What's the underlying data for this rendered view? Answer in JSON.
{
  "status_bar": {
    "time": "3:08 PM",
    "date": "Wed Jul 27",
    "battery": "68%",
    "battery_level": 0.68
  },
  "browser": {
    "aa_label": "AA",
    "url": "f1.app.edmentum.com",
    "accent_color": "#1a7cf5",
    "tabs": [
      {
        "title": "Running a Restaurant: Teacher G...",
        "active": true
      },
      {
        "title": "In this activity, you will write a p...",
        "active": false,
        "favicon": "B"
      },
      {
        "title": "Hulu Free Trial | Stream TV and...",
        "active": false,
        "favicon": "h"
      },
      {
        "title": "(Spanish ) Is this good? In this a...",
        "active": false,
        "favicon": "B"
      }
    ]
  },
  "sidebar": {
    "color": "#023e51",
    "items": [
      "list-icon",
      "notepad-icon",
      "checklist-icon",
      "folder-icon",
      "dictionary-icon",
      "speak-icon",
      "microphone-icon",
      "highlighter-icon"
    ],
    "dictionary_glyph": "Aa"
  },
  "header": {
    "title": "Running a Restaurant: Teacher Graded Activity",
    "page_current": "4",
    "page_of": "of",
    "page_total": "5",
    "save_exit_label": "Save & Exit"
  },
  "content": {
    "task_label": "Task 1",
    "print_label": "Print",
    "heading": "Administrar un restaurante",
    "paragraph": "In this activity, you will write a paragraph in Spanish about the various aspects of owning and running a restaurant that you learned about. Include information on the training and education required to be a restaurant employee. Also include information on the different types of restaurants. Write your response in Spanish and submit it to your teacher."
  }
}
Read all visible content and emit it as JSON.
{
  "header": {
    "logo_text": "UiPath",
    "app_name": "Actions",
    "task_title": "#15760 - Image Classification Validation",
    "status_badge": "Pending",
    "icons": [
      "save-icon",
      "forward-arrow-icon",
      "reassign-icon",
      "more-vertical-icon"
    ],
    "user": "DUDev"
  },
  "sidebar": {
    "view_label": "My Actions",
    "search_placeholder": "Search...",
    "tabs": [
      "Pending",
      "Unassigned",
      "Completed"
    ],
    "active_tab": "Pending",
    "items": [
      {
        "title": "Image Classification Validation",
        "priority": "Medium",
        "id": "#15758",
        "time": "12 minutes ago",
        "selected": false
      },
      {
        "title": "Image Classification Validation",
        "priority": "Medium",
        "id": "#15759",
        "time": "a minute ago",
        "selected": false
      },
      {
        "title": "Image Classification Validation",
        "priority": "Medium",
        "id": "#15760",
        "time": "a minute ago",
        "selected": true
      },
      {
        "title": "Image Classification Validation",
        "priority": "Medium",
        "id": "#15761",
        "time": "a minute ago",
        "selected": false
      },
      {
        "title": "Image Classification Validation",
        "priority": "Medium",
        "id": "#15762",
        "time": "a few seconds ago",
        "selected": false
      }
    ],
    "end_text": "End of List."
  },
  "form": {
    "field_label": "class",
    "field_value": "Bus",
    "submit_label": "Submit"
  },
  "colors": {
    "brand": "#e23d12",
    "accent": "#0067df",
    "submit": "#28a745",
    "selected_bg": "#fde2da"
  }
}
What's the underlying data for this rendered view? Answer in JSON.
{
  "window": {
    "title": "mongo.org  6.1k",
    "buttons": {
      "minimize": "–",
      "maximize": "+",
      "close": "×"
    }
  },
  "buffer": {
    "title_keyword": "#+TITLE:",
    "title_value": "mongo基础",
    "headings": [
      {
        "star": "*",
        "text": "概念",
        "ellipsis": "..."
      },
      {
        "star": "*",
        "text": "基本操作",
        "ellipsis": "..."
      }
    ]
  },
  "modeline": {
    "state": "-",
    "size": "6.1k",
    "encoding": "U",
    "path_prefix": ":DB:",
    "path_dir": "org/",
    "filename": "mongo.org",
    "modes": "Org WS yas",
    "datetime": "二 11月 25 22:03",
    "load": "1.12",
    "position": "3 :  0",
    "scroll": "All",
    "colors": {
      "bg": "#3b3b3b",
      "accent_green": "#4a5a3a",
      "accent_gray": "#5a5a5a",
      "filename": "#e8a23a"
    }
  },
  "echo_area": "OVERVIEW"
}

########

The exercise: Exactly reproduce every line of the records.

The response:
What's the underlying data for this rendered view? Answer in JSON.
{
  "status_bar": {
    "time": "3:08 PM",
    "date": "Wed Jul 27",
    "battery": "68%",
    "battery_level": 0.68
  },
  "browser": {
    "aa_label": "AA",
    "url": "f1.app.edmentum.com",
    "accent_color": "#1a7cf5",
    "tabs": [
      {
        "title": "Running a Restaurant: Teacher G...",
        "active": true
      },
      {
        "title": "In this activity, you will write a p...",
        "active": false,
        "favicon": "B"
      },
      {
        "title": "Hulu Free Trial | Stream TV and...",
        "active": false,
        "favicon": "h"
      },
      {
        "title": "(Spanish ) Is this good? In this a...",
        "active": false,
        "favicon": "B"
      }
    ]
  },
  "sidebar": {
    "color": "#023e51",
    "items": [
      "list-icon",
      "notepad-icon",
      "checklist-icon",
      "folder-icon",
      "dictionary-icon",
      "speak-icon",
      "microphone-icon",
      "highlighter-icon"
    ],
    "dictionary_glyph": "Aa"
  },
  "header": {
    "title": "Running a Restaurant: Teacher Graded Activity",
    "page_current": "4",
    "page_of": "of",
    "page_total": "5",
    "save_exit_label": "Save & Exit"
  },
  "content": {
    "task_label": "Task 1",
    "print_label": "Print",
    "heading": "Administrar un restaurante",
    "paragraph": "In this activity, you will write a paragraph in Spanish about the various aspects of owning and running a restaurant that you learned about. Include information on the training and education required to be a restaurant employee. Also include information on the different types of restaurants. Write your response in Spanish and submit it to your teacher."
  }
}
Read all visible content and emit it as JSON.
{
  "header": {
    "logo_text": "UiPath",
    "app_name": "Actions",
    "task_title": "#15760 - Image Classification Validation",
    "status_badge": "Pending",
    "icons": [
      "save-icon",
      "forward-arrow-icon",
      "reassign-icon",
      "more-vertical-icon"
    ],
    "user": "DUDev"
  },
  "sidebar": {
    "view_label": "My Actions",
    "search_placeholder": "Search...",
    "tabs": [
      "Pending",
      "Unassigned",
      "Completed"
    ],
    "active_tab": "Pending",
    "items": [
      {
        "title": "Image Classification Validation",
        "priority": "Medium",
        "id": "#15758",
        "time": "12 minutes ago",
        "selected": false
      },
      {
        "title": "Image Classification Validation",
        "priority": "Medium",
        "id": "#15759",
        "time": "a minute ago",
        "selected": false
      },
      {
        "title": "Image Classification Validation",
        "priority": "Medium",
        "id": "#15760",
        "time": "a minute ago",
        "selected": true
      },
      {
        "title": "Image Classification Validation",
        "priority": "Medium",
        "id": "#15761",
        "time": "a minute ago",
        "selected": false
      },
      {
        "title": "Image Classification Validation",
        "priority": "Medium",
        "id": "#15762",
        "time": "a few seconds ago",
        "selected": false
      }
    ],
    "end_text": "End of List."
  },
  "form": {
    "field_label": "class",
    "field_value": "Bus",
    "submit_label": "Submit"
  },
  "colors": {
    "brand": "#e23d12",
    "accent": "#0067df",
    "submit": "#28a745",
    "selected_bg": "#fde2da"
  }
}
What's the underlying data for this rendered view? Answer in JSON.
{
  "window": {
    "title": "mongo.org  6.1k",
    "buttons": {
      "minimize": "–",
      "maximize": "+",
      "close": "×"
    }
  },
  "buffer": {
    "title_keyword": "#+TITLE:",
    "title_value": "mongo基础",
    "headings": [
      {
        "star": "*",
        "text": "概念",
        "ellipsis": "..."
      },
      {
        "star": "*",
        "text": "基本操作",
        "ellipsis": "..."
      }
    ]
  },
  "modeline": {
    "state": "-",
    "size": "6.1k",
    "encoding": "U",
    "path_prefix": ":DB:",
    "path_dir": "org/",
    "filename": "mongo.org",
    "modes": "Org WS yas",
    "datetime": "二 11月 25 22:03",
    "load": "1.12",
    "position": "3 :  0",
    "scroll": "All",
    "colors": {
      "bg": "#3b3b3b",
      "accent_green": "#4a5a3a",
      "accent_gray": "#5a5a5a",
      "filename": "#e8a23a"
    }
  },
  "echo_area": "OVERVIEW"
}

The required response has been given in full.